>> Begin DATA IN THIS EXERCISE
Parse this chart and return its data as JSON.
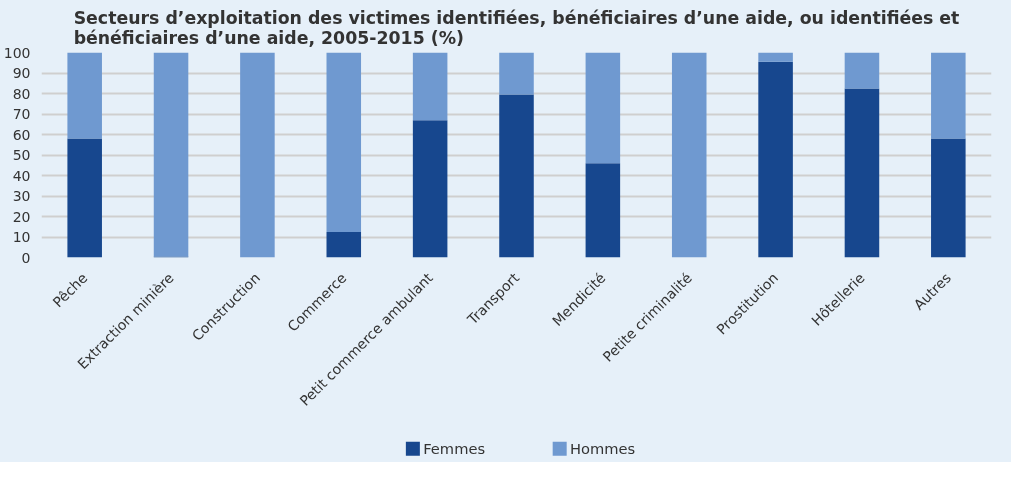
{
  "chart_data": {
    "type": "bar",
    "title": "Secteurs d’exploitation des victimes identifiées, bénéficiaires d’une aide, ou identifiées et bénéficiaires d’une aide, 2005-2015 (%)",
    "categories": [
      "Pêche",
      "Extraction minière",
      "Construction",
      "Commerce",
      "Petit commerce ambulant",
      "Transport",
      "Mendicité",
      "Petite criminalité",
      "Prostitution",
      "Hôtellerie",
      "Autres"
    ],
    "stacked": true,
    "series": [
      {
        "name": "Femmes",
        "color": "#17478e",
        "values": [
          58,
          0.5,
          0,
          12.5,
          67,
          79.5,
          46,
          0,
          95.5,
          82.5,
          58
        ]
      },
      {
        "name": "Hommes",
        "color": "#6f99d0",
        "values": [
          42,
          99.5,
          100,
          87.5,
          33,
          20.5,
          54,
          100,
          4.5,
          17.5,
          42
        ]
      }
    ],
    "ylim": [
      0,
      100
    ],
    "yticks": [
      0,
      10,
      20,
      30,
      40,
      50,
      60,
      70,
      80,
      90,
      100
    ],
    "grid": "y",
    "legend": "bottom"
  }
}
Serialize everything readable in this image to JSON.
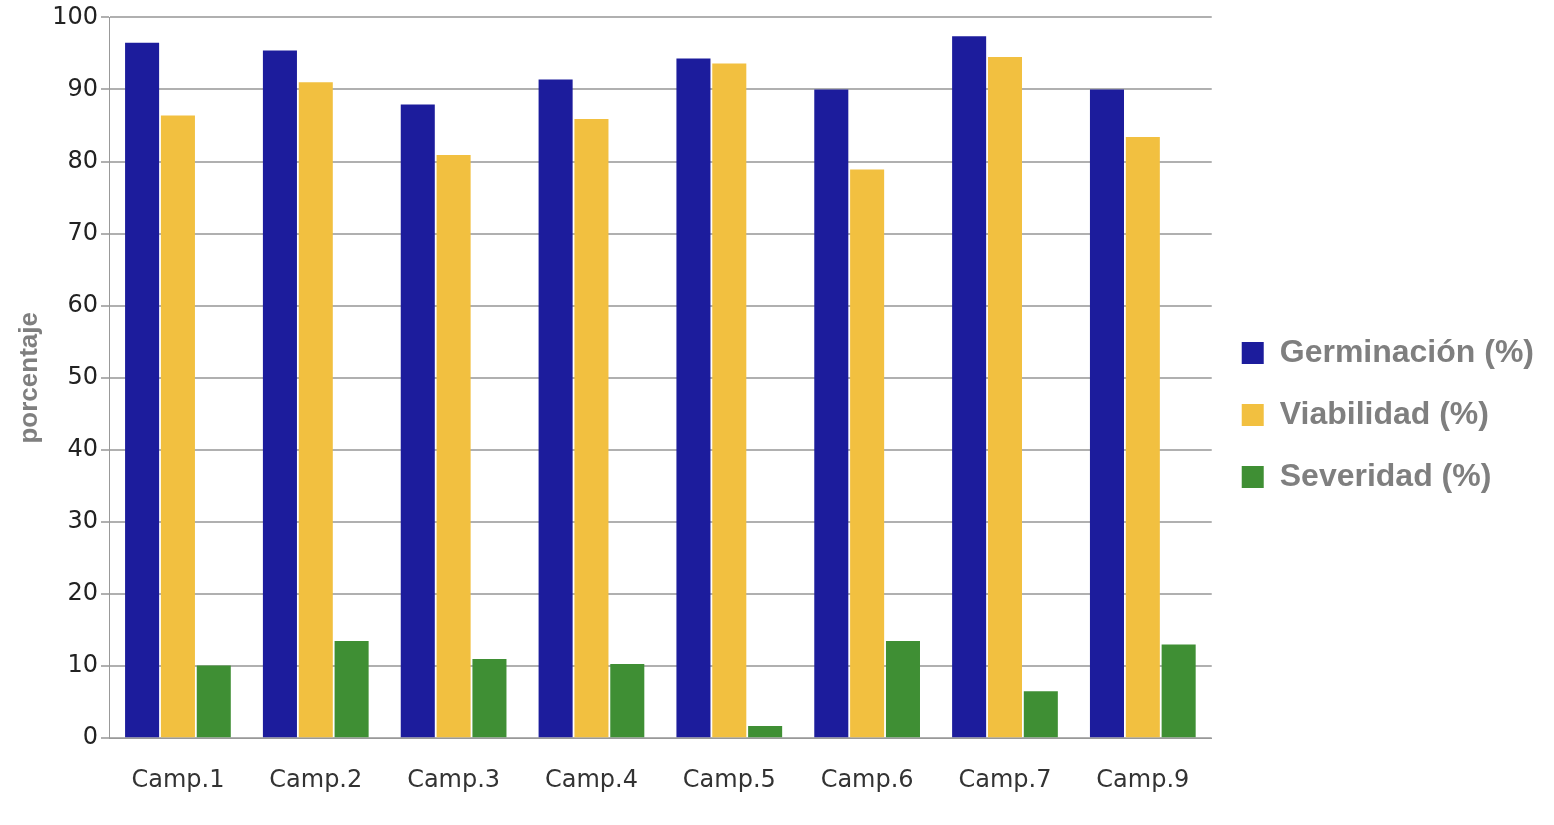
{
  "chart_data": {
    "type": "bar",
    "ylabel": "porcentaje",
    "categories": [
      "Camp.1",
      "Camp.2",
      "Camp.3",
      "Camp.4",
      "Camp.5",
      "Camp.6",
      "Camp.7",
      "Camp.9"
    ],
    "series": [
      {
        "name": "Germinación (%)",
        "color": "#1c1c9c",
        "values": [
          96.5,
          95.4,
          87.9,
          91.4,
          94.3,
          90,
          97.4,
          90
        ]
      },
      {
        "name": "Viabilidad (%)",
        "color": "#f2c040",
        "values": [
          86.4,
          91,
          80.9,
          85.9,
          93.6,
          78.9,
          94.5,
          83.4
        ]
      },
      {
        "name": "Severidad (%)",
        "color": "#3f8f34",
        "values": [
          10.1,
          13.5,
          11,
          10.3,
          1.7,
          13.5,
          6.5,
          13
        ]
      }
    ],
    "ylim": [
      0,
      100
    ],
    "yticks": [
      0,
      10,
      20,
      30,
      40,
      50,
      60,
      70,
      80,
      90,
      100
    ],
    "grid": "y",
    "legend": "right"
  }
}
>> End DATA IN THIS EXERCISE
>> Begin DATA IN THIS EXERCISE
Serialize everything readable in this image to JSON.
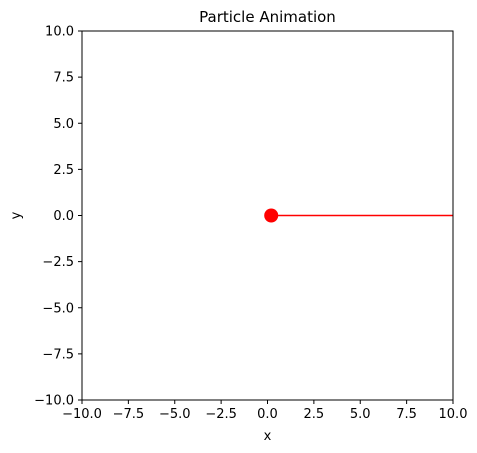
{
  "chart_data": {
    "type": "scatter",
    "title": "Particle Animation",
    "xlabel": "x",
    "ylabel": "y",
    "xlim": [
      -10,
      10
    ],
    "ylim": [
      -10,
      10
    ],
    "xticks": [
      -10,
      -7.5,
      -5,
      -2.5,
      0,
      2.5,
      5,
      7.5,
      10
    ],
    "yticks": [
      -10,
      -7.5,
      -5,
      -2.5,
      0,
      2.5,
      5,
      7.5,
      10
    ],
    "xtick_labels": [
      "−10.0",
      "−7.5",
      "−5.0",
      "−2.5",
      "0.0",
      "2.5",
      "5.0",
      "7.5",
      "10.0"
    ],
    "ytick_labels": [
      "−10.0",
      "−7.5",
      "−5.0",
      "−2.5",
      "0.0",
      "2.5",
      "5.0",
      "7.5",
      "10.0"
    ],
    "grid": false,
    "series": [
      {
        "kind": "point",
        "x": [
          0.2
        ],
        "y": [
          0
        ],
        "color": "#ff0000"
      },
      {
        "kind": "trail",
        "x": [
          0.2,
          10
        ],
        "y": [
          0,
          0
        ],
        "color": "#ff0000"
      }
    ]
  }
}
>> End DATA IN THIS EXERCISE
## WHAT TO WORK ON
Say how many lines include the word "color"; reply with the number alone.

## REPLY TO THE TASK
7